EXERCISE BRIEF: Count how many lines hold the word "JSON" and give that number as the whole answer.

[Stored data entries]
'''

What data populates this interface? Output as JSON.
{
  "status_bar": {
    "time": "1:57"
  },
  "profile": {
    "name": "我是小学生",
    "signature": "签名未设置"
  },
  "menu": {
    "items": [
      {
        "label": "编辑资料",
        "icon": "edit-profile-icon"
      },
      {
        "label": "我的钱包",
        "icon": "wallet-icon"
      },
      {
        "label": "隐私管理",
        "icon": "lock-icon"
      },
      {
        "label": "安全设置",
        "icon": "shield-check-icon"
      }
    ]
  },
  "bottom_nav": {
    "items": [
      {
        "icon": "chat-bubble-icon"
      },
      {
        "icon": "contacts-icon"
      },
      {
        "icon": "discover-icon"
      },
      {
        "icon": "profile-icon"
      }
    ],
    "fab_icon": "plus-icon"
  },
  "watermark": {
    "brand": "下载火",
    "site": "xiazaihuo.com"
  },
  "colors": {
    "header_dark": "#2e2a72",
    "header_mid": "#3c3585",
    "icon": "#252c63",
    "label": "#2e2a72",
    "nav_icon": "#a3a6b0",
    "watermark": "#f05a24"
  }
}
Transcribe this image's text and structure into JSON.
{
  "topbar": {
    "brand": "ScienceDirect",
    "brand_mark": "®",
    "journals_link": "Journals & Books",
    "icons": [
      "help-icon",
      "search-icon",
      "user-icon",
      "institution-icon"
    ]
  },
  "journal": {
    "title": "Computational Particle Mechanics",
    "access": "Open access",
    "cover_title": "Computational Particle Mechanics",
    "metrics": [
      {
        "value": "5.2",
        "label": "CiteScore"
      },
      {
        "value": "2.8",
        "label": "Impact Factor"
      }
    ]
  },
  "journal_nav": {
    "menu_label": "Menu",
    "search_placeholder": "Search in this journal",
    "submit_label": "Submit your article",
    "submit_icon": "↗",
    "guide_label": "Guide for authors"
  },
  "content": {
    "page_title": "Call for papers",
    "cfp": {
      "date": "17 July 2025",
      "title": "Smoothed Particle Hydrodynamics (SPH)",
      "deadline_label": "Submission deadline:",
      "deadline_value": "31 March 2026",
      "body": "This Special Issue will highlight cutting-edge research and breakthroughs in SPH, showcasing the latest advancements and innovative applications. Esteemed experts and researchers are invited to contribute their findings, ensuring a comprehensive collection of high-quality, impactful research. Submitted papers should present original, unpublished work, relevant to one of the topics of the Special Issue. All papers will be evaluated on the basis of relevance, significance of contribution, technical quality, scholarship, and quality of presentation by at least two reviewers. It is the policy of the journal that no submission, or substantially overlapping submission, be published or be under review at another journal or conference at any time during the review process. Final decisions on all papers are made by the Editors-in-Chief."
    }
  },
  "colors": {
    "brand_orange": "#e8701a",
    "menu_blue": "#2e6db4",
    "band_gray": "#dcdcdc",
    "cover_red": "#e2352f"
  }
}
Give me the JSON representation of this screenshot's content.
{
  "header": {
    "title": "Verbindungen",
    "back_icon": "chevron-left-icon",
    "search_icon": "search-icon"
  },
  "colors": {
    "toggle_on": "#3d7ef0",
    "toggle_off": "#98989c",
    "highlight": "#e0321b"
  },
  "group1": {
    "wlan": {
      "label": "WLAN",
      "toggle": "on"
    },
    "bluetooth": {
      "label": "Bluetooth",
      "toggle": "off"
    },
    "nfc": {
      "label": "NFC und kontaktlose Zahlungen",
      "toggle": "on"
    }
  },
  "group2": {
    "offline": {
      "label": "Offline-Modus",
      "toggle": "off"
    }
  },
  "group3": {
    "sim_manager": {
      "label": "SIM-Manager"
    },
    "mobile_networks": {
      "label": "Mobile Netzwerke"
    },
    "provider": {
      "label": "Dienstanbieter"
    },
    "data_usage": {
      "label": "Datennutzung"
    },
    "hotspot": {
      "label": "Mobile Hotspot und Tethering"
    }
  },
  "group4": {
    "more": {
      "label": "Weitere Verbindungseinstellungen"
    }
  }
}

'''

SOLUTION TO THE PROBLEM: 3